Given request: Review the material line by line. Identify and copy every line that contains the string "реестра".

Supplied data:
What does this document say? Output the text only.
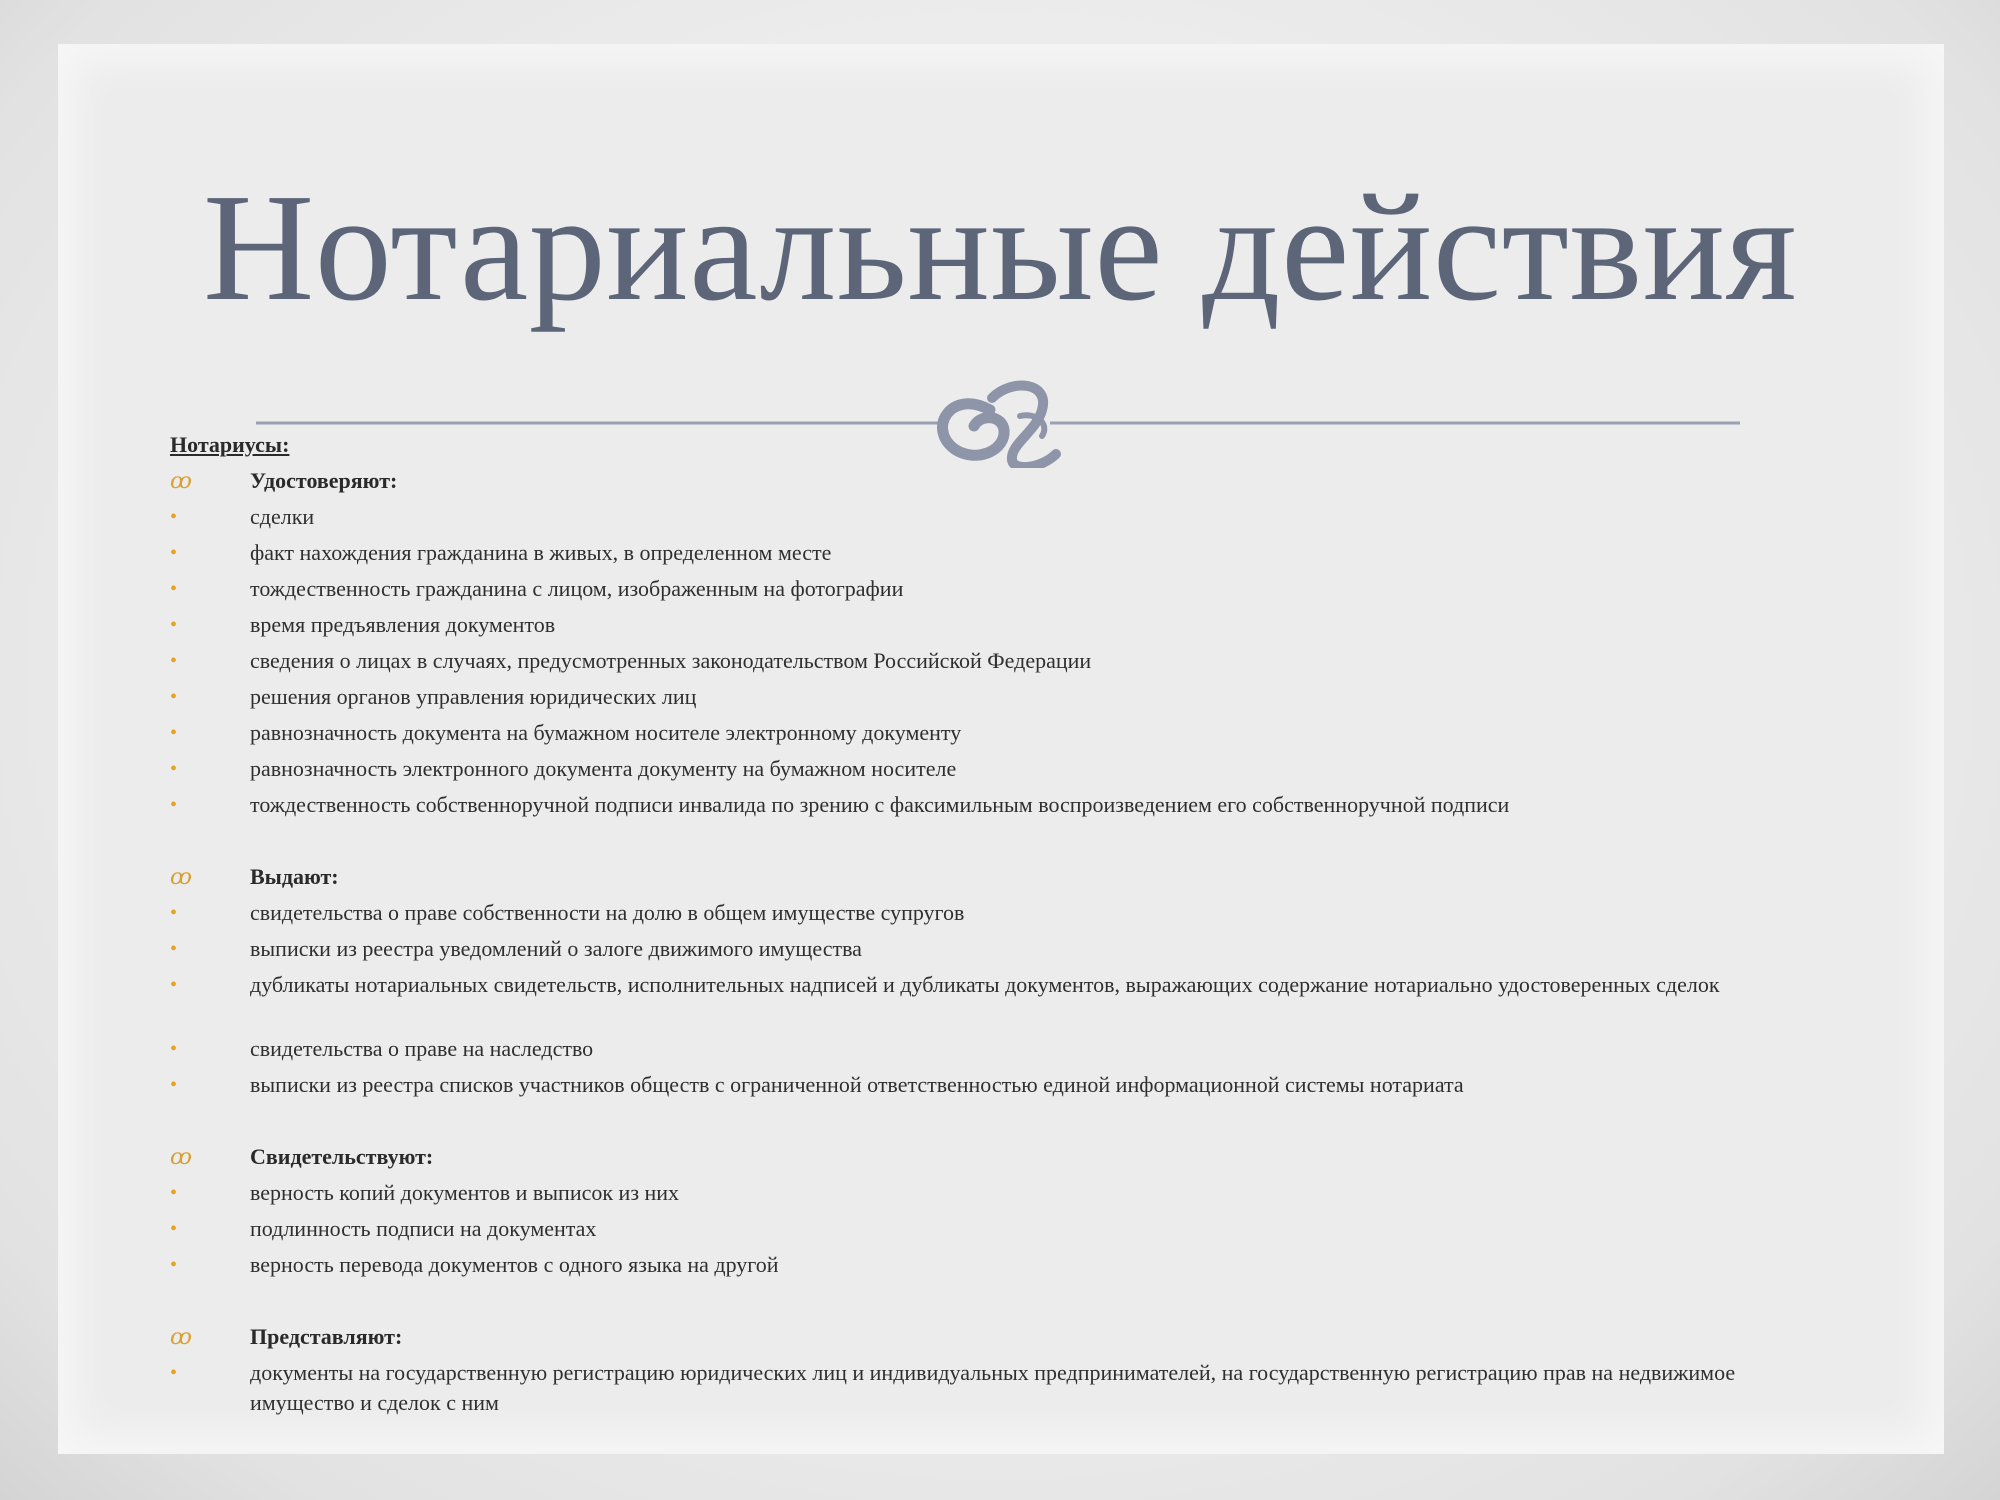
Нотариальные действия
Нотариусы:
ꝏ	Удостоверяют:
•	сделки
•	факт нахождения гражданина в живых, в определенном месте
•	тождественность гражданина с лицом, изображенным на фотографии
•	время предъявления документов
•	сведения о лицах в случаях, предусмотренных законодательством Российской Федерации
•	решения органов управления юридических лиц
•	равнозначность документа на бумажном носителе электронному документу
•	равнозначность электронного документа документу на бумажном носителе
•	тождественность собственноручной подписи инвалида по зрению с факсимильным воспроизведением его собственноручной подписи
ꝏ	Выдают:
•	свидетельства о праве собственности на долю в общем имуществе супругов
•	выписки из реестра уведомлений о залоге движимого имущества
•	дубликаты нотариальных свидетельств, исполнительных надписей и дубликаты документов, выражающих содержание нотариально удостоверенных сделок
•	свидетельства о праве на наследство
•	выписки из реестра списков участников обществ с ограниченной ответственностью единой информационной системы нотариата
ꝏ	Свидетельствуют:
•	верность копий документов и выписок из них
•	подлинность подписи на документах
•	верность перевода документов с одного языка на другой
ꝏ	Представляют:
•	документы на государственную регистрацию юридических лиц и индивидуальных предпринимателей, на государственную регистрацию прав на недвижимое имущество и сделок с ним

Result of this task:
•	выписки из реестра уведомлений о залоге движимого имущества
•	выписки из реестра списков участников обществ с ограниченной ответственностью единой информационной системы нотариата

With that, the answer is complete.